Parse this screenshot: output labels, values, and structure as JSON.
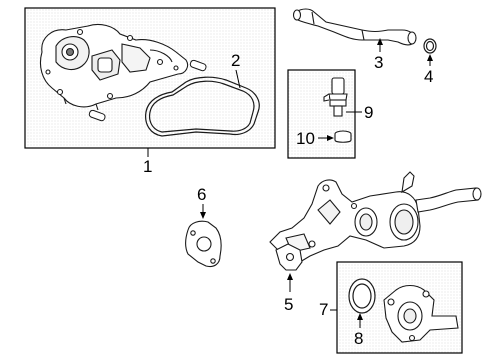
{
  "diagram": {
    "callouts": {
      "c1": "1",
      "c2": "2",
      "c3": "3",
      "c4": "4",
      "c5": "5",
      "c6": "6",
      "c7": "7",
      "c8": "8",
      "c9": "9",
      "c10": "10"
    },
    "colors": {
      "line": "#1a1a1a",
      "box": "#000000",
      "shading": "#8a8a8a",
      "background": "#ffffff"
    }
  }
}
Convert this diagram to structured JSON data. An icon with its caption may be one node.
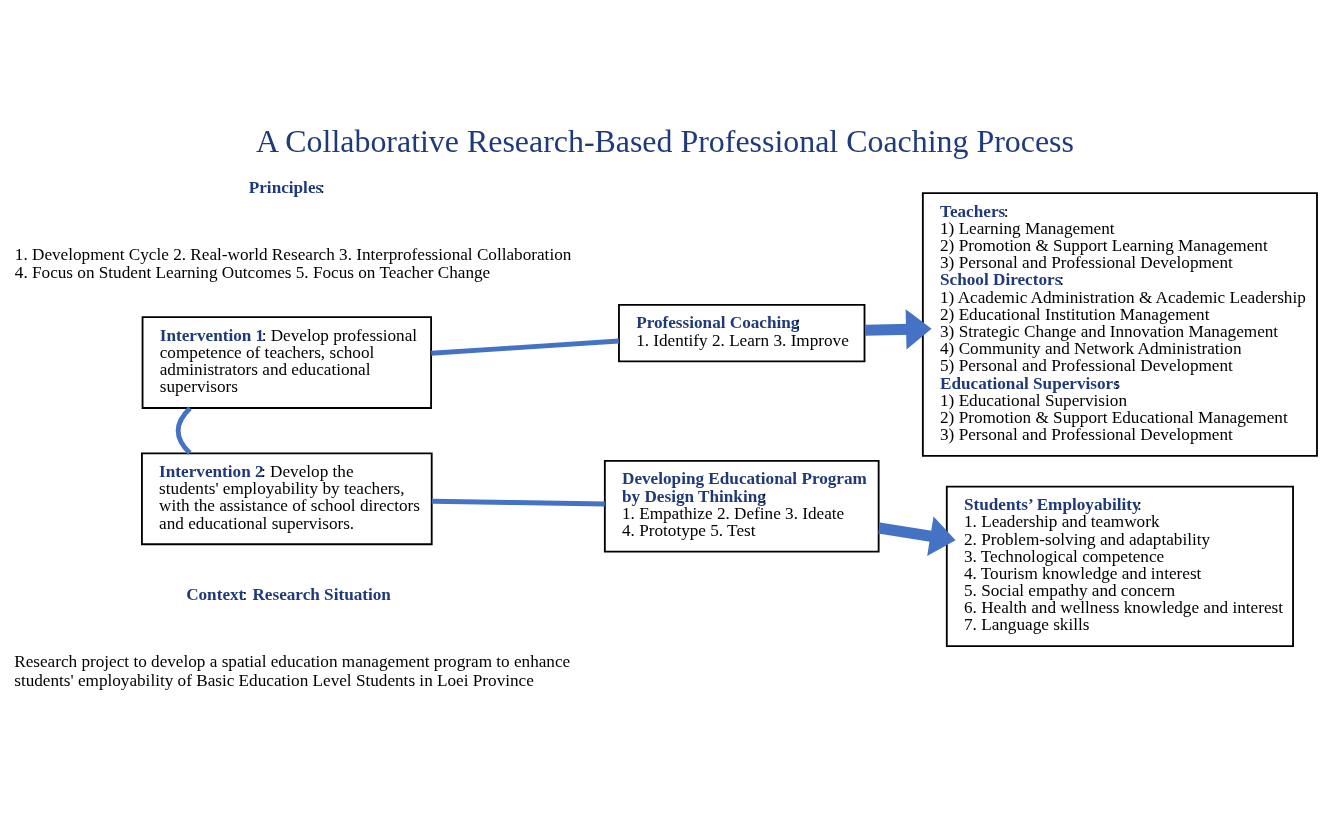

▶ _EXERCISE DESCRIPTION_
Will you restate every entry word for word and omit the images?

▶ _COMPLETED TASK_
Parse this screenshot: output labels, values, and structure as JSON.
{
  "diagram": {
    "callouts": {
      "c1": "1",
      "c2": "2",
      "c3": "3",
      "c4": "4",
      "c5": "5",
      "c6": "6",
      "c7": "7",
      "c8": "8",
      "c9": "9",
      "c10": "10"
    },
    "colors": {
      "line": "#1a1a1a",
      "box": "#000000",
      "shading": "#8a8a8a",
      "background": "#ffffff"
    }
  }
}
Convert this diagram to structured JSON data. An icon with its caption may be one node.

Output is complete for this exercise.